SHORT TASK A
Retype the passage on Japan's betting market exactly, beginning at the words "Japan stands at" and stopping after "keeps money onshore.".

+ + + + + + +

Digital alternatives to Pachinko and Plinko. Source: Stake
Product Gap
Japan's sports passion runs far beyond the four pari-mutuel codes. Baseball is a national staple. J-League football fills stadiums. Sumo, volleyball, basketball, and rugby all have loyal followings. Yet outside the four codes and pachinko parlors, the only sanctioned option is Toto, officially called the Sports Promotion Lottery, which launched in 2001.
Toto offers various football pools, such as predicting match results for the main games each round, or goal totals for selected matches – all at ¥100 per ticket. By law, the prize pool cannot exceed 50% of sales, making the house edge a minimum 50% compared to racing's 25% take. There's also "BIG," where a computer randomly picks for you.
With payouts that would make a bookmaker blush and no ability to bet on individual matches or specific outcomes, Toto lacks any features that resemble a modern sportsbook.

Kiosk in Tokyo sells toto coupons. Source: Web Japan
Meiji Moment
In June 2025, the national legislature of Japan revised law to ban the launch and promotion of online casino services targeting Japan, enabling takedowns, pressure on payment intermediaries, and cooperation with overseas regulators. Tokyo has asked foreign licensing hubs to block Japan-based users, and removal requests are being sent to offshore sites, affiliates, and influencers. These steps raise friction but will not reverse behaviour without a competitive legal product.
Japan stands at its Meiji moment for gambling. When value leaked through treaty ports, Japan modernised. Today the leak is digital, and the answer is the same.
It is too soon to judge the crackdown, but Japan’s starting point is unlike mature markets. Online sites did not steal share. They built the market because there was no domestic alternative. Habits formed online are hard to unwind, and VPNs keep the path open. Enforcement can raise friction, but only competitive legal options will change behaviour.
Hong Kong offers a useful case study. The Hong Kong Jockey Club, the territory’s exclusive wagering outlet, handled US$41 billion in 2025, including a record US$22 billion from football (up 7.8% YoY), with basketball now approved to roll out next. Breadth of product grows the regulated market and keeps money onshore.
If Japan opens, control will come first. Expect a selective regime with few licences and high bars on KYC, local presence, payments, integrity, and advertising. The advantage will sit with groups that already own the fan relationship and can pair it with credible local partners and access to government.
Japan's offshore leakage dwarfs other markets, but the solutions are consistent. Waterhouse VC backs the infrastructure that makes regulated betting competitive: reducing friction while maintaining compliance.
Japan won't abandon control for revenue. When reform comes, it will demand infrastructure that delivers both - offshore convenience within Japanese standards. Those building that bridge today will own tomorrow's market.

+ + + + + + +

SHORT TASK B
Echo the listing below exactly, from its first line through the line containing "- pin-icon: 📌: [174, 36, 189, 50]", including both ends.

+ + + + + + +

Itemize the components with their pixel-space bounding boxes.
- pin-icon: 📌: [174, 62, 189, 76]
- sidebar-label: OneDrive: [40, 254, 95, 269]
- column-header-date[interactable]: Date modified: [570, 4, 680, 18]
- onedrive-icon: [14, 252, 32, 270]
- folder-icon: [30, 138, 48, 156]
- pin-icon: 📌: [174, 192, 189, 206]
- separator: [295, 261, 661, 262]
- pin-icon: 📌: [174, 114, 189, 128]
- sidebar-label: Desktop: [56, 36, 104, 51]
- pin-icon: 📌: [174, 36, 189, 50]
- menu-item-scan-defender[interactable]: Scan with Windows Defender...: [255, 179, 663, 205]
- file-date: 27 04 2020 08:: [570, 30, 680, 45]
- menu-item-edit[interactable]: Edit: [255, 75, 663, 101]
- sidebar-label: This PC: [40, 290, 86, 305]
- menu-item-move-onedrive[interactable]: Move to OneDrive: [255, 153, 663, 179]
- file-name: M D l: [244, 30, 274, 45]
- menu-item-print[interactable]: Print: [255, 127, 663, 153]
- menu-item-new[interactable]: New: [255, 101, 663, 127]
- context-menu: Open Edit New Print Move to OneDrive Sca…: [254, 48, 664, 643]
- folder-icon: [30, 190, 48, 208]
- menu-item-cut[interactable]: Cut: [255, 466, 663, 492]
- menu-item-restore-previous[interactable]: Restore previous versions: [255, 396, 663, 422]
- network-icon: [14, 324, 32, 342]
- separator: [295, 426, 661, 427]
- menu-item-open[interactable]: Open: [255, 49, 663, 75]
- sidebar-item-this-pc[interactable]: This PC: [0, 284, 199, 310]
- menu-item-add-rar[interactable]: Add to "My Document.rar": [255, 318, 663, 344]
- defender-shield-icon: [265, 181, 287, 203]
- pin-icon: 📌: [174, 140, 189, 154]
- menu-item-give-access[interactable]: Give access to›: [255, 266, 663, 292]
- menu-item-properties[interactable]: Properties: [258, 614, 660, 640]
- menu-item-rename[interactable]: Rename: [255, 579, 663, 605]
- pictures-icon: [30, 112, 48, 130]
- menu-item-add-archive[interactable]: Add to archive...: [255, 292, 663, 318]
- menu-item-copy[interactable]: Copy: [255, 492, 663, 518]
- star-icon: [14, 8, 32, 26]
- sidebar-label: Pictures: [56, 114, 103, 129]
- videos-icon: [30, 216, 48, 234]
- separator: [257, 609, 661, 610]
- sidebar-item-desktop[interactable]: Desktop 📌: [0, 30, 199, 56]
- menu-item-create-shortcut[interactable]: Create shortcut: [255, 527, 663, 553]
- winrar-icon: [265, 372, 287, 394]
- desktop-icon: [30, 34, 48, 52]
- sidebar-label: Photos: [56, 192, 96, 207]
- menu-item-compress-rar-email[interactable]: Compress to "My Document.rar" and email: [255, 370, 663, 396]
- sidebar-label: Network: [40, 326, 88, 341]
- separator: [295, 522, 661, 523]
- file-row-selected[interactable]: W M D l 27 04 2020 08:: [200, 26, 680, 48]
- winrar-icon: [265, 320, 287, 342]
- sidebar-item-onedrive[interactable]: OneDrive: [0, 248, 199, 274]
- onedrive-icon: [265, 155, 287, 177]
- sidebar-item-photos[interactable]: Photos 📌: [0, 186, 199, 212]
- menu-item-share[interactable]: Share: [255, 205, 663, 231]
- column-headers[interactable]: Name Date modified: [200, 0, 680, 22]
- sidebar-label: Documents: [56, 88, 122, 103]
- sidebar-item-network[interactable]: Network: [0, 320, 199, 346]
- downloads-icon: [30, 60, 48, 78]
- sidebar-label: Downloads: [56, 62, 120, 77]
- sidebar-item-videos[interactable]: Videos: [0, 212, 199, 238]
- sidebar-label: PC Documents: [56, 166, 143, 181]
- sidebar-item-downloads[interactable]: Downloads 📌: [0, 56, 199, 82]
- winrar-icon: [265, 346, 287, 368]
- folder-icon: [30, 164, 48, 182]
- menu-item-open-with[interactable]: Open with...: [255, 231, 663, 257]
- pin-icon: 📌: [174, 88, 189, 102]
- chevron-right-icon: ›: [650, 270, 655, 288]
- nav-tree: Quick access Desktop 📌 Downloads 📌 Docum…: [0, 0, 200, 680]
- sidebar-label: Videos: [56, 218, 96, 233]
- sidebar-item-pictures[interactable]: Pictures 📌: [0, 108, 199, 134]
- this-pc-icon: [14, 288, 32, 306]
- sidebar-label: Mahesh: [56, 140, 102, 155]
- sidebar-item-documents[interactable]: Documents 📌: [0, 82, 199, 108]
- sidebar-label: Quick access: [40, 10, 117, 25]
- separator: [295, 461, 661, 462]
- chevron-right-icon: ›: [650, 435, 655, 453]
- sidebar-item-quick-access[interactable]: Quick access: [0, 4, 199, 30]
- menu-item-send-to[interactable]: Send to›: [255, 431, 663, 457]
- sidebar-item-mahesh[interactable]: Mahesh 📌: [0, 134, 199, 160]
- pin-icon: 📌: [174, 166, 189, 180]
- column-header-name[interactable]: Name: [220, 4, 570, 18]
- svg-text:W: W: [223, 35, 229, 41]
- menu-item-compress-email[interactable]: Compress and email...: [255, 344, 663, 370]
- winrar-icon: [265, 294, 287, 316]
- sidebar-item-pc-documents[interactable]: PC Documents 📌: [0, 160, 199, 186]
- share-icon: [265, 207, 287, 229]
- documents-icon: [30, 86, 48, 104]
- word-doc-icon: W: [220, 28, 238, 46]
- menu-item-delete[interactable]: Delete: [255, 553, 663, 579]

+ + + + + + +

RESULT A
Japan stands at its Meiji moment for gambling. When value leaked through treaty ports, Japan modernised. Today the leak is digital, and the answer is the same.
It is too soon to judge the crackdown, but Japan’s starting point is unlike mature markets. Online sites did not steal share. They built the market because there was no domestic alternative. Habits formed online are hard to unwind, and VPNs keep the path open. Enforcement can raise friction, but only competitive legal options will change behaviour.
Hong Kong offers a useful case study. The Hong Kong Jockey Club, the territory’s exclusive wagering outlet, handled US$41 billion in 2025, including a record US$22 billion from football (up 7.8% YoY), with basketball now approved to roll out next. Breadth of product grows the regulated market and keeps money onshore.

RESULT B
Itemize the components with their pixel-space bounding boxes.
- pin-icon: 📌: [174, 62, 189, 76]
- sidebar-label: OneDrive: [40, 254, 95, 269]
- column-header-date[interactable]: Date modified: [570, 4, 680, 18]
- onedrive-icon: [14, 252, 32, 270]
- folder-icon: [30, 138, 48, 156]
- pin-icon: 📌: [174, 192, 189, 206]
- separator: [295, 261, 661, 262]
- pin-icon: 📌: [174, 114, 189, 128]
- sidebar-label: Desktop: [56, 36, 104, 51]
- pin-icon: 📌: [174, 36, 189, 50]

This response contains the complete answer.